--- PROVIDED DATA ---

□ □ □ □ □

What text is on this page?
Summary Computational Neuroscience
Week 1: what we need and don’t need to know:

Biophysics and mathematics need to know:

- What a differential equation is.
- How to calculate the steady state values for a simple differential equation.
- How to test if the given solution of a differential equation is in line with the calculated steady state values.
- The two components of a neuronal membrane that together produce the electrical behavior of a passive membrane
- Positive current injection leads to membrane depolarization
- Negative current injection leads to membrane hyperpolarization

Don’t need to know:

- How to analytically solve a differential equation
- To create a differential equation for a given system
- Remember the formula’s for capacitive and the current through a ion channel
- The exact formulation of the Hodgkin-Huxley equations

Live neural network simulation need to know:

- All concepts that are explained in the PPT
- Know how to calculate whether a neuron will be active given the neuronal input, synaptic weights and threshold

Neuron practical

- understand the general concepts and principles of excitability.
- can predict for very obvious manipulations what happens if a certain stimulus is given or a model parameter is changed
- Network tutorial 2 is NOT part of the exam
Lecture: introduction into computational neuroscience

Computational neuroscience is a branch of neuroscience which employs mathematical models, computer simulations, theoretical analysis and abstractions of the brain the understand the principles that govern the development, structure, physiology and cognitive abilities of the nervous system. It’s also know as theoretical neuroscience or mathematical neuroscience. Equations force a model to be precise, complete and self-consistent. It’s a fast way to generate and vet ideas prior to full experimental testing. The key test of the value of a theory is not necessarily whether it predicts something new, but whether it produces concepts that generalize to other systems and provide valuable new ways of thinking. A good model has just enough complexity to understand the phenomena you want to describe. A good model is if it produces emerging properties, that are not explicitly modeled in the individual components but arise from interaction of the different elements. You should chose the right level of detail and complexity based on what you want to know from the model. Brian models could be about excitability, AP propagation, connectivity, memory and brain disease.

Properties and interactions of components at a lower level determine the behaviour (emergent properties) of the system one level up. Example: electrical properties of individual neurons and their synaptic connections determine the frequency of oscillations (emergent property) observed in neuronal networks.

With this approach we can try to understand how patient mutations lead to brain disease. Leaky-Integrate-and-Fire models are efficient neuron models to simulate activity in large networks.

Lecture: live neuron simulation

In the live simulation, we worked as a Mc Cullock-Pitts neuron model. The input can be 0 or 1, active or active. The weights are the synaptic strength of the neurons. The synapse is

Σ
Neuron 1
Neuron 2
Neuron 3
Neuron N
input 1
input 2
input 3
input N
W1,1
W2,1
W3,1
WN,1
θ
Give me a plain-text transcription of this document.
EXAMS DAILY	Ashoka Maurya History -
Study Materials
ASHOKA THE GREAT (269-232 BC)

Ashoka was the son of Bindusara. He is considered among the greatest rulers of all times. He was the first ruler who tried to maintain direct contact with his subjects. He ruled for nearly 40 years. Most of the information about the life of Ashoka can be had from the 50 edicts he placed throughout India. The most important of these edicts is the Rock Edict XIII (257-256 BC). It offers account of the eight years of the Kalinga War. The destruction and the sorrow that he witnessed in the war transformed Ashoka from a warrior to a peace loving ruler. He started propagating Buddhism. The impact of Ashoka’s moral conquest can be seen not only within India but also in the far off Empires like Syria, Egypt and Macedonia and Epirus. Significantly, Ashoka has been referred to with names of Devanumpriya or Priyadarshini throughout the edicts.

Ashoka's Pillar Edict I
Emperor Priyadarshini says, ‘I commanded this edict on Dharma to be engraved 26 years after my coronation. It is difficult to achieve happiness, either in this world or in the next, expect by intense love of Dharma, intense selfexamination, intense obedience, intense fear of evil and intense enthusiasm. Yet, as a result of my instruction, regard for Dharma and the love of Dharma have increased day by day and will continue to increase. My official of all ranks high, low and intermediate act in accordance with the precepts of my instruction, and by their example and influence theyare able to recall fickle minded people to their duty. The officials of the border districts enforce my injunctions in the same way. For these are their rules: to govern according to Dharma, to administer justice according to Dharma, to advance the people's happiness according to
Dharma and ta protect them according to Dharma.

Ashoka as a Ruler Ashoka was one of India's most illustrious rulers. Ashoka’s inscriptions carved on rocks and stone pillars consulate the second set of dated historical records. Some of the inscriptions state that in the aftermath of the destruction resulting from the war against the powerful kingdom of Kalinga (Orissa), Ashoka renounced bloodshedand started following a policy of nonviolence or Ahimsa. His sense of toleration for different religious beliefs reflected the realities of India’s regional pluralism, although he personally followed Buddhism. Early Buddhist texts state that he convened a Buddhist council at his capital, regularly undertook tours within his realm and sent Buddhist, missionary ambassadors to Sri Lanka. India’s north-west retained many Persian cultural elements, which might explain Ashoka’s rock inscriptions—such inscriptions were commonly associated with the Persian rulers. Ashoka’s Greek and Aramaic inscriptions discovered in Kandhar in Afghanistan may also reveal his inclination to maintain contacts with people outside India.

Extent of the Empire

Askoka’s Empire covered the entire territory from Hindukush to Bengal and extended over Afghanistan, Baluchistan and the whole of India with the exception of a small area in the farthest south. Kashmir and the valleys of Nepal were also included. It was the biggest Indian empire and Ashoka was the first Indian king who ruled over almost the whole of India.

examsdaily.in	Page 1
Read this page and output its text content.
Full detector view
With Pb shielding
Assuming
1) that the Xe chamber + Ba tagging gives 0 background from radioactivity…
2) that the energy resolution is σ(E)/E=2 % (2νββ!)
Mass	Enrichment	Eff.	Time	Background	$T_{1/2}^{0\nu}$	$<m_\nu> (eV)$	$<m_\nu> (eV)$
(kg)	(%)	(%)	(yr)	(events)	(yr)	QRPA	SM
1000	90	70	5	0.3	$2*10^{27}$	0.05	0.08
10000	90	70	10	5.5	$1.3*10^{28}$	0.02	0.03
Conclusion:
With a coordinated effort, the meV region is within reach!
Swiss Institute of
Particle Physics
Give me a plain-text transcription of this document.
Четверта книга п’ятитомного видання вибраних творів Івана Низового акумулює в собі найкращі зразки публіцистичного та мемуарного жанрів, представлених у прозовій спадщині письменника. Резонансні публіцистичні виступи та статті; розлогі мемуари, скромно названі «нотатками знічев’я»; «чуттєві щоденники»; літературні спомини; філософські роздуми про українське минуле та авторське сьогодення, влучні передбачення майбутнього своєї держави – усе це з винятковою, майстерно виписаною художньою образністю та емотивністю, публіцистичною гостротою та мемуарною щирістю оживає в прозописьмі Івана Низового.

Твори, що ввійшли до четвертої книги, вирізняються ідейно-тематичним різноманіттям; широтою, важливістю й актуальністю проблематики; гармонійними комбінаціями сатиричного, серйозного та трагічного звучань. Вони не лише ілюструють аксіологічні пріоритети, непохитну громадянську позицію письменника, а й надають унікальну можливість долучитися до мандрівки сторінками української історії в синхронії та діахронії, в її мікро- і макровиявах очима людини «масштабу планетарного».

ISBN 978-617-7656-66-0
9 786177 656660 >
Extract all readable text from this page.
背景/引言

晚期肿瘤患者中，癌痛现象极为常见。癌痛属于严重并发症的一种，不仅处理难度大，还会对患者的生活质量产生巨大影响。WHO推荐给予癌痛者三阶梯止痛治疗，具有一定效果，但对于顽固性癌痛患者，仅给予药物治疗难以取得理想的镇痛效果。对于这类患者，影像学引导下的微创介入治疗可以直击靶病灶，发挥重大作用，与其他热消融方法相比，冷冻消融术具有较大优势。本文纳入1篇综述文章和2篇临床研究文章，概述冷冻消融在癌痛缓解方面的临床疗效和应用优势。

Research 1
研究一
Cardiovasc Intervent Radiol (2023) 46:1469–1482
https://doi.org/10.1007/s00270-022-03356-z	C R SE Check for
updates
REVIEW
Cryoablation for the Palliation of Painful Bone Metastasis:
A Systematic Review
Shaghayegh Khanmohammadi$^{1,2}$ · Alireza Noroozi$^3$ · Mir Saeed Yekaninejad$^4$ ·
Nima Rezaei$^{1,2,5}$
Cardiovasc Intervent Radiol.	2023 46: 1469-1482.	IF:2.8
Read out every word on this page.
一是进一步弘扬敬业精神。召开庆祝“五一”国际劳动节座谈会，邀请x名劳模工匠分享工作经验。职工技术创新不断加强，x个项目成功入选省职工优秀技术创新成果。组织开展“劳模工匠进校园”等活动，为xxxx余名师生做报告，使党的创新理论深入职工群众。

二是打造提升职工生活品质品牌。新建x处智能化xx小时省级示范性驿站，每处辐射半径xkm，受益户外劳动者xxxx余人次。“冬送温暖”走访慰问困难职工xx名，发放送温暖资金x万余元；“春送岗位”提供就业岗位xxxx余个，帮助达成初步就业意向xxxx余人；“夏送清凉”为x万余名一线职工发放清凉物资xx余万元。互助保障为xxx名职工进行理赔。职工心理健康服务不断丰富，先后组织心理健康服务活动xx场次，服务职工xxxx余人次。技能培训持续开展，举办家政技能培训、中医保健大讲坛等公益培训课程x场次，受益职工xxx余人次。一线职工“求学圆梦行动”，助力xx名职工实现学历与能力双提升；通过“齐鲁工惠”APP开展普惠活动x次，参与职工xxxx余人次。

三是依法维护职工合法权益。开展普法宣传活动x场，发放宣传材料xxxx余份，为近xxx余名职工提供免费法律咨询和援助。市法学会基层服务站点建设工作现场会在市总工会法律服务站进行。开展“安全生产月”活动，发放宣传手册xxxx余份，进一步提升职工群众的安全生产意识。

□ □ □ □ □

--- REQUEST ---
Look through the entries above. Extract each line with the word "networks".

--- EXERCISE SOLUTION ---
Properties and interactions of components at a lower level determine the behaviour (emergent properties) of the system one level up. Example: electrical properties of individual neurons and their synaptic connections determine the frequency of oscillations (emergent property) observed in neuronal networks.
With this approach we can try to understand how patient mutations lead to brain disease. Leaky-Integrate-and-Fire models are efficient neuron models to simulate activity in large networks.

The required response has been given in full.